■ EXERCISE OBJECTIVE
Output all the entries word for word. Omit the pictures.

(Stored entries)

-- -- --

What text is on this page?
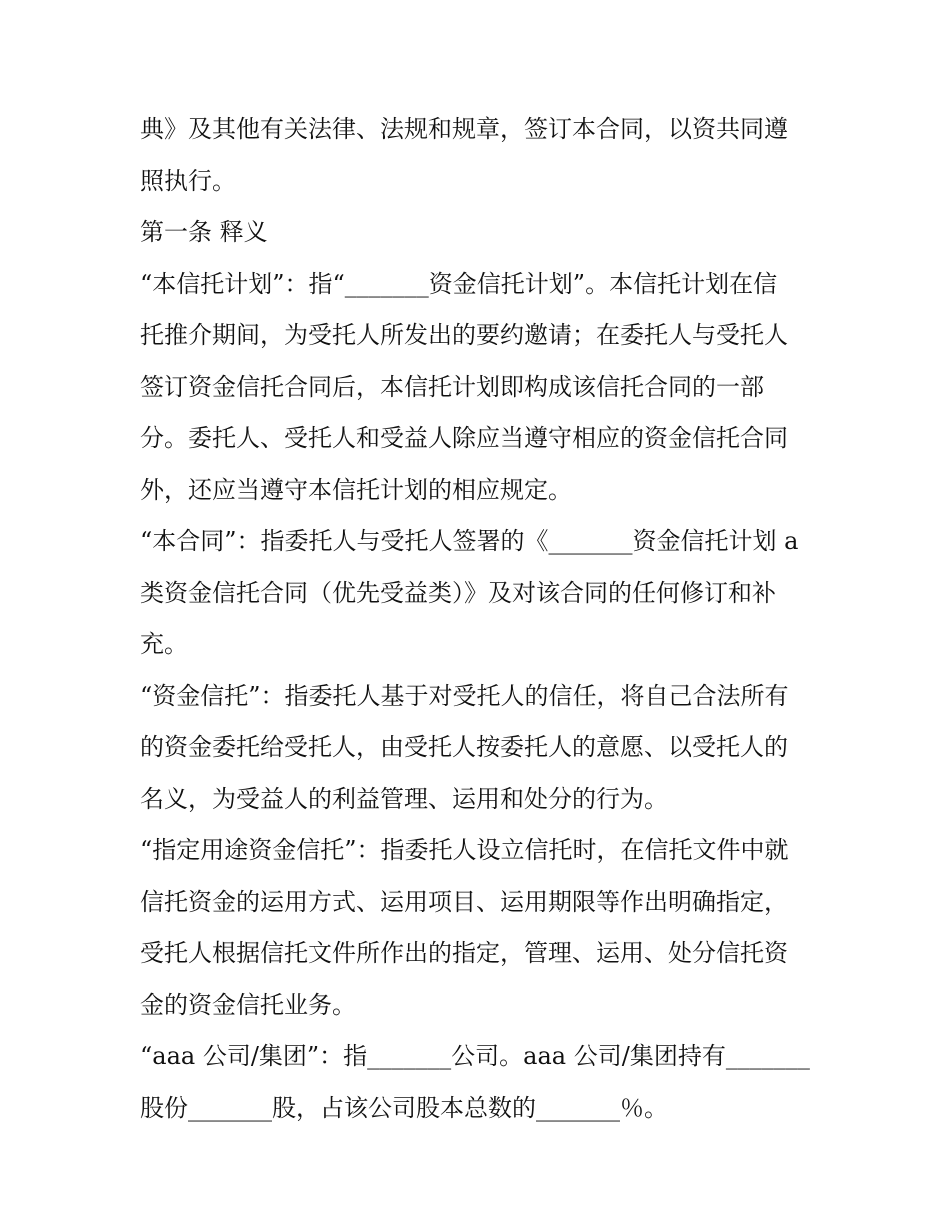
典》及其他有关法律、法规和规章，签订本合同，以资共同遵
照执行。
第一条 释义
“本信托计划”：指“_______资金信托计划”。本信托计划在信
托推介期间，为受托人所发出的要约邀请；在委托人与受托人
签订资金信托合同后，本信托计划即构成该信托合同的一部
分。委托人、受托人和受益人除应当遵守相应的资金信托合同
外，还应当遵守本信托计划的相应规定。
“本合同”：指委托人与受托人签署的《_______资金信托计划 a
类资金信托合同（优先受益类）》及对该合同的任何修订和补
充。
“资金信托”：指委托人基于对受托人的信任，将自己合法所有
的资金委托给受托人，由受托人按委托人的意愿、以受托人的
名义，为受益人的利益管理、运用和处分的行为。
“指定用途资金信托”：指委托人设立信托时，在信托文件中就
信托资金的运用方式、运用项目、运用期限等作出明确指定，
受托人根据信托文件所作出的指定，管理、运用、处分信托资
金的资金信托业务。
“aaa 公司/集团”：指_______公司。aaa 公司/集团持有_______
股份_______股，占该公司股本总数的_______％。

-- -- --

■ SOLUTION
What text is on this page?
典》及其他有关法律、法规和规章，签订本合同，以资共同遵
照执行。
第一条 释义
“本信托计划”：指“_______资金信托计划”。本信托计划在信
托推介期间，为受托人所发出的要约邀请；在委托人与受托人
签订资金信托合同后，本信托计划即构成该信托合同的一部
分。委托人、受托人和受益人除应当遵守相应的资金信托合同
外，还应当遵守本信托计划的相应规定。
“本合同”：指委托人与受托人签署的《_______资金信托计划 a
类资金信托合同（优先受益类）》及对该合同的任何修订和补
充。
“资金信托”：指委托人基于对受托人的信任，将自己合法所有
的资金委托给受托人，由受托人按委托人的意愿、以受托人的
名义，为受益人的利益管理、运用和处分的行为。
“指定用途资金信托”：指委托人设立信托时，在信托文件中就
信托资金的运用方式、运用项目、运用期限等作出明确指定，
受托人根据信托文件所作出的指定，管理、运用、处分信托资
金的资金信托业务。
“aaa 公司/集团”：指_______公司。aaa 公司/集团持有_______
股份_______股，占该公司股本总数的_______％。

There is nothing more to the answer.